The exercise. Leave out the pictures and repeat the data exactly.

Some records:
------------------------------------
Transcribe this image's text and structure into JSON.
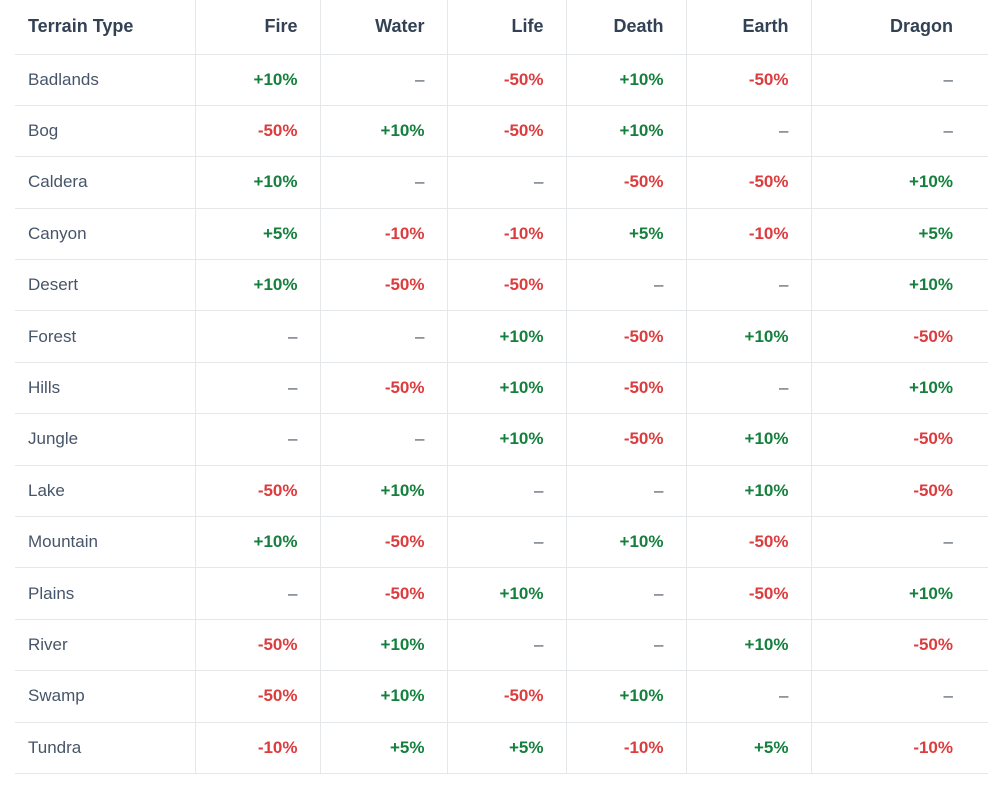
{
  "table": {
    "columns": [
      "Terrain Type",
      "Fire",
      "Water",
      "Life",
      "Death",
      "Earth",
      "Dragon"
    ],
    "rows": [
      {
        "terrain": "Badlands",
        "values": [
          "+10%",
          "–",
          "-50%",
          "+10%",
          "-50%",
          "–"
        ]
      },
      {
        "terrain": "Bog",
        "values": [
          "-50%",
          "+10%",
          "-50%",
          "+10%",
          "–",
          "–"
        ]
      },
      {
        "terrain": "Caldera",
        "values": [
          "+10%",
          "–",
          "–",
          "-50%",
          "-50%",
          "+10%"
        ]
      },
      {
        "terrain": "Canyon",
        "values": [
          "+5%",
          "-10%",
          "-10%",
          "+5%",
          "-10%",
          "+5%"
        ]
      },
      {
        "terrain": "Desert",
        "values": [
          "+10%",
          "-50%",
          "-50%",
          "–",
          "–",
          "+10%"
        ]
      },
      {
        "terrain": "Forest",
        "values": [
          "–",
          "–",
          "+10%",
          "-50%",
          "+10%",
          "-50%"
        ]
      },
      {
        "terrain": "Hills",
        "values": [
          "–",
          "-50%",
          "+10%",
          "-50%",
          "–",
          "+10%"
        ]
      },
      {
        "terrain": "Jungle",
        "values": [
          "–",
          "–",
          "+10%",
          "-50%",
          "+10%",
          "-50%"
        ]
      },
      {
        "terrain": "Lake",
        "values": [
          "-50%",
          "+10%",
          "–",
          "–",
          "+10%",
          "-50%"
        ]
      },
      {
        "terrain": "Mountain",
        "values": [
          "+10%",
          "-50%",
          "–",
          "+10%",
          "-50%",
          "–"
        ]
      },
      {
        "terrain": "Plains",
        "values": [
          "–",
          "-50%",
          "+10%",
          "–",
          "-50%",
          "+10%"
        ]
      },
      {
        "terrain": "River",
        "values": [
          "-50%",
          "+10%",
          "–",
          "–",
          "+10%",
          "-50%"
        ]
      },
      {
        "terrain": "Swamp",
        "values": [
          "-50%",
          "+10%",
          "-50%",
          "+10%",
          "–",
          "–"
        ]
      },
      {
        "terrain": "Tundra",
        "values": [
          "-10%",
          "+5%",
          "+5%",
          "-10%",
          "+5%",
          "-10%"
        ]
      }
    ],
    "colors": {
      "positive": "#15803d",
      "negative": "#dd3c3e",
      "neutral": "#4b5563",
      "header_text": "#334155",
      "label_text": "#475569",
      "border": "#e5e8eb",
      "background": "#ffffff"
    }
  }
}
------------------------------------
Solution to this task.
Transcribe this image's text and structure into JSON.
{
  "table": {
    "columns": [
      "Terrain Type",
      "Fire",
      "Water",
      "Life",
      "Death",
      "Earth",
      "Dragon"
    ],
    "rows": [
      {
        "terrain": "Badlands",
        "values": [
          "+10%",
          "–",
          "-50%",
          "+10%",
          "-50%",
          "–"
        ]
      },
      {
        "terrain": "Bog",
        "values": [
          "-50%",
          "+10%",
          "-50%",
          "+10%",
          "–",
          "–"
        ]
      },
      {
        "terrain": "Caldera",
        "values": [
          "+10%",
          "–",
          "–",
          "-50%",
          "-50%",
          "+10%"
        ]
      },
      {
        "terrain": "Canyon",
        "values": [
          "+5%",
          "-10%",
          "-10%",
          "+5%",
          "-10%",
          "+5%"
        ]
      },
      {
        "terrain": "Desert",
        "values": [
          "+10%",
          "-50%",
          "-50%",
          "–",
          "–",
          "+10%"
        ]
      },
      {
        "terrain": "Forest",
        "values": [
          "–",
          "–",
          "+10%",
          "-50%",
          "+10%",
          "-50%"
        ]
      },
      {
        "terrain": "Hills",
        "values": [
          "–",
          "-50%",
          "+10%",
          "-50%",
          "–",
          "+10%"
        ]
      },
      {
        "terrain": "Jungle",
        "values": [
          "–",
          "–",
          "+10%",
          "-50%",
          "+10%",
          "-50%"
        ]
      },
      {
        "terrain": "Lake",
        "values": [
          "-50%",
          "+10%",
          "–",
          "–",
          "+10%",
          "-50%"
        ]
      },
      {
        "terrain": "Mountain",
        "values": [
          "+10%",
          "-50%",
          "–",
          "+10%",
          "-50%",
          "–"
        ]
      },
      {
        "terrain": "Plains",
        "values": [
          "–",
          "-50%",
          "+10%",
          "–",
          "-50%",
          "+10%"
        ]
      },
      {
        "terrain": "River",
        "values": [
          "-50%",
          "+10%",
          "–",
          "–",
          "+10%",
          "-50%"
        ]
      },
      {
        "terrain": "Swamp",
        "values": [
          "-50%",
          "+10%",
          "-50%",
          "+10%",
          "–",
          "–"
        ]
      },
      {
        "terrain": "Tundra",
        "values": [
          "-10%",
          "+5%",
          "+5%",
          "-10%",
          "+5%",
          "-10%"
        ]
      }
    ],
    "colors": {
      "positive": "#15803d",
      "negative": "#dd3c3e",
      "neutral": "#4b5563",
      "header_text": "#334155",
      "label_text": "#475569",
      "border": "#e5e8eb",
      "background": "#ffffff"
    }
  }
}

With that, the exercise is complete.